>> START SELECTED PASSAGE
One clue to the failure of conventional macroeconomic thinking, Jane argued, was “stagflation,” an economic malediction combining high unemployment and high prices—stagnation and inflation, together. The two miseries weren’t “supposed” to go together, but in 1975, for example, the United States recorded 8.5 percent unemployment and 9.1 percent inflation, both painfully high. “The puzzle of stagflation,” according to Jane, had destroyed the intellectual foundations upon which most macroeconomic theory rested. Thinkers from Adam Smith and John Stuart Mill to Karl Marx and John Maynard Keynes, and on to the latest lights in the field, had failed to predict the phenomenon, or account for it, or were left baffled by it in the first place. “Fool’s Paradise,” Jane titled the chapter.
>> END SELECTED PASSAGE
>> START DATA IN THIS EXERCISE
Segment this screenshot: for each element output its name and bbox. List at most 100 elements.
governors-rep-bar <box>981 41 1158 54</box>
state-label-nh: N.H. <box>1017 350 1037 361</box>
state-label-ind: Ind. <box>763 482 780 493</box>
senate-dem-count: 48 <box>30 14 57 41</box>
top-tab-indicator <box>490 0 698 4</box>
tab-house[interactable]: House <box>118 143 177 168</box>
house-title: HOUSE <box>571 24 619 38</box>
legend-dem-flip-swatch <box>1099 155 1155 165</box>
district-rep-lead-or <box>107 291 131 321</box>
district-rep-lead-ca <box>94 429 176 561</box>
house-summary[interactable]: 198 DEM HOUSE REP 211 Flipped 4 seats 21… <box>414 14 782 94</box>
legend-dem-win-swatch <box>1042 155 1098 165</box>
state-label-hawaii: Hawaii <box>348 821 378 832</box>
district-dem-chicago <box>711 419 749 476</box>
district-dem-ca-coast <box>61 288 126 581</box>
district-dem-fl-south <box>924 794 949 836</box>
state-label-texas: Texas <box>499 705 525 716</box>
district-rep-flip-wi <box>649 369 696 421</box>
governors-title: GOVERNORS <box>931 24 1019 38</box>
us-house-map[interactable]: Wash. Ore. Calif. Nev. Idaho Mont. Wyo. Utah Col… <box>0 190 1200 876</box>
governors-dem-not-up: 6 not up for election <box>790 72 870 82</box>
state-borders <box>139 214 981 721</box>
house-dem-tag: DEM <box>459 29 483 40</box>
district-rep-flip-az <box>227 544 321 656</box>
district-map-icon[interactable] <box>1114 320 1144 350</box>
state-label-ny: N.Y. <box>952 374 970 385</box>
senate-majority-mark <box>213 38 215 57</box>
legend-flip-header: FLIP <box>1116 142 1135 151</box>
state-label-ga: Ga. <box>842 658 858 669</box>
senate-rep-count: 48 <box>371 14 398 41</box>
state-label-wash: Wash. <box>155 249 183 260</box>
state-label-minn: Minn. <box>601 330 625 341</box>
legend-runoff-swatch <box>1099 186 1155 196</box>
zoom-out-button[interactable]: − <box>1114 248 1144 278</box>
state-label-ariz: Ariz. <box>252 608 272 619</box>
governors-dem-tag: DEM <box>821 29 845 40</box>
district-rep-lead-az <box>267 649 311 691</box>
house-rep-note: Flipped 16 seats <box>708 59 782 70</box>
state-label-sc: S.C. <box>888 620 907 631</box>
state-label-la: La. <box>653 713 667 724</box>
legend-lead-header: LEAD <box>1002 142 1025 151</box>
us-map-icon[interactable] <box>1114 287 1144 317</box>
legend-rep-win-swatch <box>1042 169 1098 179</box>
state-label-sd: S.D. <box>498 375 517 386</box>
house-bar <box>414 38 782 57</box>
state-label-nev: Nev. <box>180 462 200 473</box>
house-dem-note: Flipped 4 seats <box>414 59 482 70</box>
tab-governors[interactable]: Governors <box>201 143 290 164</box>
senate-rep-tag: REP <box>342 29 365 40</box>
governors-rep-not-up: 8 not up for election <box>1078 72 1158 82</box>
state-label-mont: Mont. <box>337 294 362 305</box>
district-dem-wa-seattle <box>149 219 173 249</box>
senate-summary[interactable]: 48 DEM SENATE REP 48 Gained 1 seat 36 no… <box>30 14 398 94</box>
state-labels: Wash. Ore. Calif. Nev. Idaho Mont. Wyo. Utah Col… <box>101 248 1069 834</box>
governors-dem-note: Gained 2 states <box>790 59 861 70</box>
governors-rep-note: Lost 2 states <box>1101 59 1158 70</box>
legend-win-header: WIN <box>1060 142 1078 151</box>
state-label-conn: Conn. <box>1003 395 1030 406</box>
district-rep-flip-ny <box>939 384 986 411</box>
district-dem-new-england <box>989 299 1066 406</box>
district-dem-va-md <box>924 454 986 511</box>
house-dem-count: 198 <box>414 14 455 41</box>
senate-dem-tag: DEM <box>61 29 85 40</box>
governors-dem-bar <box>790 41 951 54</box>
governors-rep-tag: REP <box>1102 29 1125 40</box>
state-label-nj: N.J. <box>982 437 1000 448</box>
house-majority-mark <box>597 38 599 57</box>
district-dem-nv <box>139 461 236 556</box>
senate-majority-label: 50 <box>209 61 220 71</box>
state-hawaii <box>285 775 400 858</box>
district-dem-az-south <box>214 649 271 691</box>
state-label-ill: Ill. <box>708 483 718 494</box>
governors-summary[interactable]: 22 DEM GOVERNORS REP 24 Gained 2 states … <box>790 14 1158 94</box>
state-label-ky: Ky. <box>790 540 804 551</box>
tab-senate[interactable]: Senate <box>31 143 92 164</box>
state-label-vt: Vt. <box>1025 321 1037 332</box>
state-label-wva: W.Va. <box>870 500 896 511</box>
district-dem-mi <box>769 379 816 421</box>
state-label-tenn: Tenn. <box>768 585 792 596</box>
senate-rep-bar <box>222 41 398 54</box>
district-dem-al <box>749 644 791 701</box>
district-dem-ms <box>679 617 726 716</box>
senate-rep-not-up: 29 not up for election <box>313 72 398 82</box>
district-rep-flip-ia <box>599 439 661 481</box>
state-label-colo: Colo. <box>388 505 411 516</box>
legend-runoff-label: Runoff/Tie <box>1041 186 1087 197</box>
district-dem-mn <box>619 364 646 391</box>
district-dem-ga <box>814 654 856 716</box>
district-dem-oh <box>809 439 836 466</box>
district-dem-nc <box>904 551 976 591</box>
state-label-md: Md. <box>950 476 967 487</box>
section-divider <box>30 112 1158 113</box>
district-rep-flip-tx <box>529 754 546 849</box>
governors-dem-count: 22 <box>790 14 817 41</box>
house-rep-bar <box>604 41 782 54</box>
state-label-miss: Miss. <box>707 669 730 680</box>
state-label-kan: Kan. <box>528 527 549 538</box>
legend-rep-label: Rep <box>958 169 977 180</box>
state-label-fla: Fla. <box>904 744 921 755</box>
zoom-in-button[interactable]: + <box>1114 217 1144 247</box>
>> END DATA IN THIS EXERCISE
**CHALLENGE 1**
Copy out the entries word for word, everything from the first line down to the line containing "house-dem-tag: DEM <box>459 29 483 40</box>", with both of those lines included.
**CHALLENGE 2**
Write a continuation of the passage on stagflation and conventional macroeconomic thinking, beginning right after its final sentence.

**WRITTEN ANSWER 1**
Segment this screenshot: for each element output its name and bbox. List at most 100 elements.
governors-rep-bar <box>981 41 1158 54</box>
state-label-nh: N.H. <box>1017 350 1037 361</box>
state-label-ind: Ind. <box>763 482 780 493</box>
senate-dem-count: 48 <box>30 14 57 41</box>
top-tab-indicator <box>490 0 698 4</box>
tab-house[interactable]: House <box>118 143 177 168</box>
house-title: HOUSE <box>571 24 619 38</box>
legend-dem-flip-swatch <box>1099 155 1155 165</box>
district-rep-lead-or <box>107 291 131 321</box>
district-rep-lead-ca <box>94 429 176 561</box>
house-summary[interactable]: 198 DEM HOUSE REP 211 Flipped 4 seats 21… <box>414 14 782 94</box>
legend-dem-win-swatch <box>1042 155 1098 165</box>
state-label-hawaii: Hawaii <box>348 821 378 832</box>
district-dem-chicago <box>711 419 749 476</box>
district-dem-ca-coast <box>61 288 126 581</box>
district-dem-fl-south <box>924 794 949 836</box>
state-label-texas: Texas <box>499 705 525 716</box>
district-rep-flip-wi <box>649 369 696 421</box>
governors-title: GOVERNORS <box>931 24 1019 38</box>
us-house-map[interactable]: Wash. Ore. Calif. Nev. Idaho Mont. Wyo. Utah Col… <box>0 190 1200 876</box>
governors-dem-not-up: 6 not up for election <box>790 72 870 82</box>
state-borders <box>139 214 981 721</box>
house-dem-tag: DEM <box>459 29 483 40</box>

**WRITTEN ANSWER 2**
While treated as new and troubling, stagflation—the word itself was a 1964 coinage—wasn’t new at all, argued Jane. Prices too high? Too few jobs? Why, that was the lot of most of the world. Jane told of a visit to Portugal in 1974, where, as a middle-class American, she found the prices for bus fares, fish, and restaurant meals all enticingly cheap. “But to the Portuguese the prices were very high.” For most Portuguese, middle-class comforts were beyond reach and jobs were hard to come by. In this sense, then, stagflation was not odd or newfangled, but, rather, “the normal and ordinary condition to be found in poor and backward economies the world over.” It was new only in that now it threatened advanced economies with “profound economic decline.” And conventional macroeconomics couldn’t explain it.
“One thing we do know,” she concluded this provocative first chapter,
because events have rubbed our faces in it: it would be rash to suppose that macro-economics, as it stands today, has useful guidance for us. Several centuries of hard, ingenious thought about supply and demand chasing each other around, tails in their mouths, have told us almost nothing about the rise and decline of wealth.
There was no future, she declared, in choosing among existing lines of economic thought. “We are on our own.”
Which meant, of course, that for the next two hundred pages, Jane was on
her
own.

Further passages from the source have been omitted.